# Problem requirements
Leaving out every picture, quote the data below exactly as it appears.
----
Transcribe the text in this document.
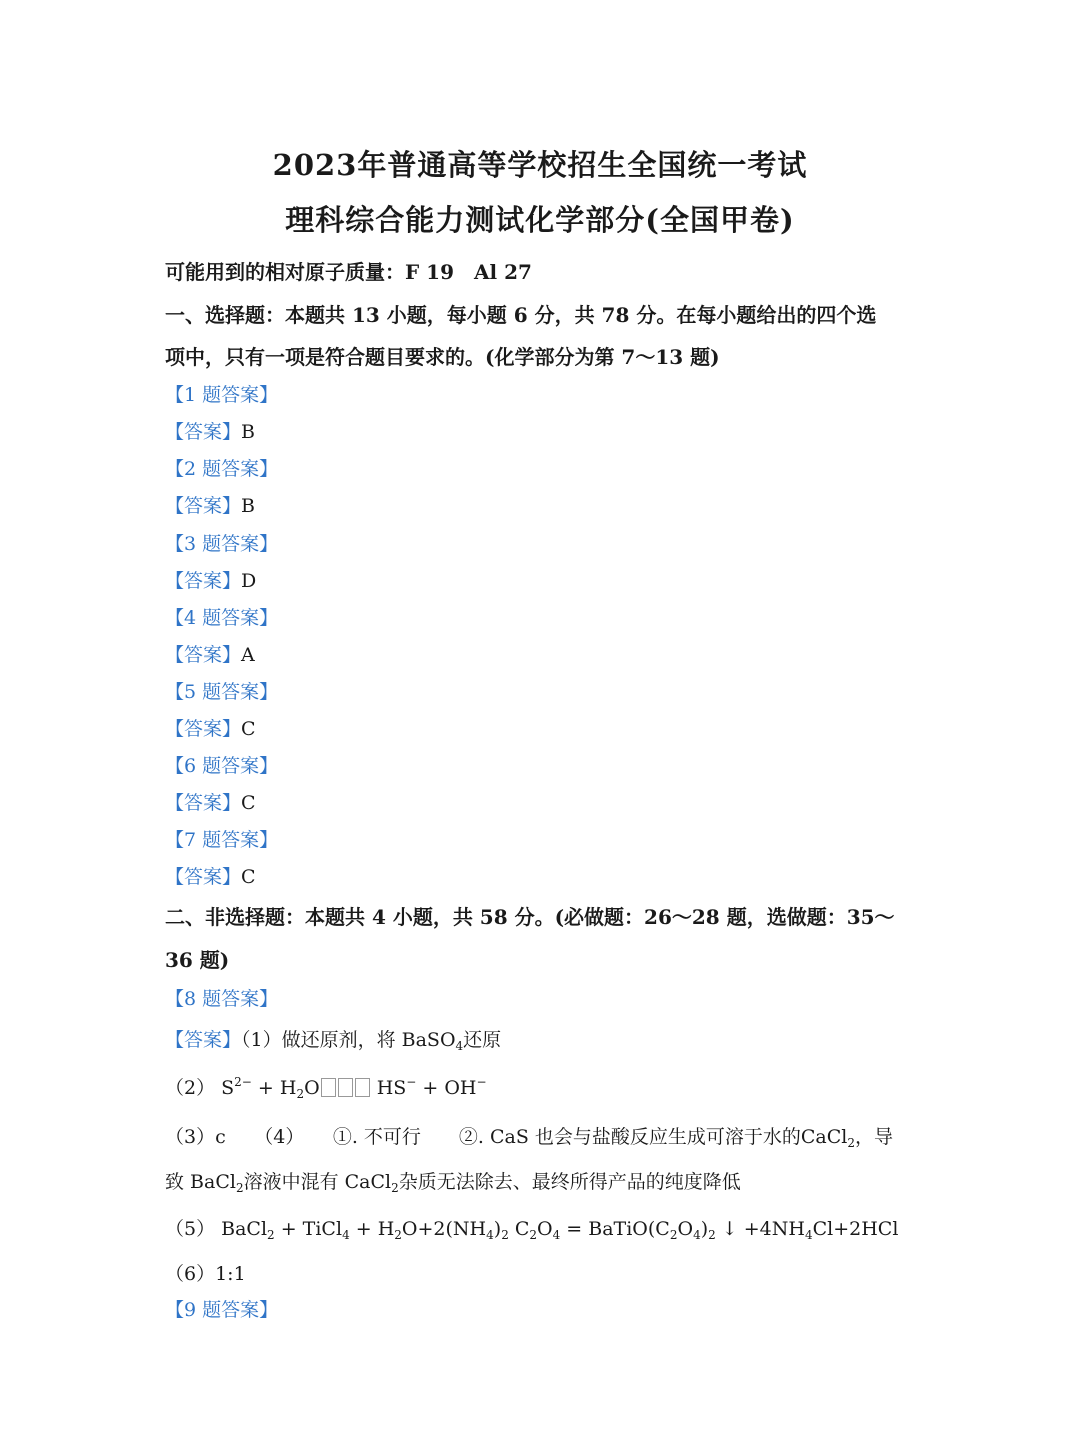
2023年普通高等学校招生全国统一考试
理科综合能力测试化学部分(全国甲卷)
可能用到的相对原子质量：F 19　Al 27
一、选择题：本题共 13 小题，每小题 6 分，共 78 分。在每小题给出的四个选
项中，只有一项是符合题目要求的。(化学部分为第 7～13 题)
【1 题答案】
【答案】B
【2 题答案】
【答案】B
【3 题答案】
【答案】D
【4 题答案】
【答案】A
【5 题答案】
【答案】C
【6 题答案】
【答案】C
【7 题答案】
【答案】C
二、非选择题：本题共 4 小题，共 58 分。(必做题：26～28 题，选做题：35～
36 题)
【8 题答案】
【答案】（1）做还原剂，将 BaSO$_4$还原
（2） $S^{2-} + H_2O$	HS− + OH−
（3）c　　（4）　　①. 不可行　　②. CaS 也会与盐酸反应生成可溶于水的CaCl$_2$，导
致 BaCl$_2$溶液中混有 CaCl$_2$杂质无法除去、最终所得产品的纯度降低
（5） BaCl$_2$ + TiCl$_4$ + $H_2O+2(NH_4)_2$ $C_2O_4$ = $BaTiO(C_2O_4)_2$ ↓ $+4NH_4Cl+2HCl$
（6）1:1
【9 题答案】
----
# The result
Transcribe the text in this document.
2023年普通高等学校招生全国统一考试
理科综合能力测试化学部分(全国甲卷)
可能用到的相对原子质量：F 19　Al 27
一、选择题：本题共 13 小题，每小题 6 分，共 78 分。在每小题给出的四个选
项中，只有一项是符合题目要求的。(化学部分为第 7～13 题)
【1 题答案】
【答案】B
【2 题答案】
【答案】B
【3 题答案】
【答案】D
【4 题答案】
【答案】A
【5 题答案】
【答案】C
【6 题答案】
【答案】C
【7 题答案】
【答案】C
二、非选择题：本题共 4 小题，共 58 分。(必做题：26～28 题，选做题：35～
36 题)
【8 题答案】
【答案】（1）做还原剂，将 BaSO$_4$还原
（2） $S^{2-} + H_2O$	HS− + OH−
（3）c　　（4）　　①. 不可行　　②. CaS 也会与盐酸反应生成可溶于水的CaCl$_2$，导
致 BaCl$_2$溶液中混有 CaCl$_2$杂质无法除去、最终所得产品的纯度降低
（5） BaCl$_2$ + TiCl$_4$ + $H_2O+2(NH_4)_2$ $C_2O_4$ = $BaTiO(C_2O_4)_2$ ↓ $+4NH_4Cl+2HCl$
（6）1:1
【9 题答案】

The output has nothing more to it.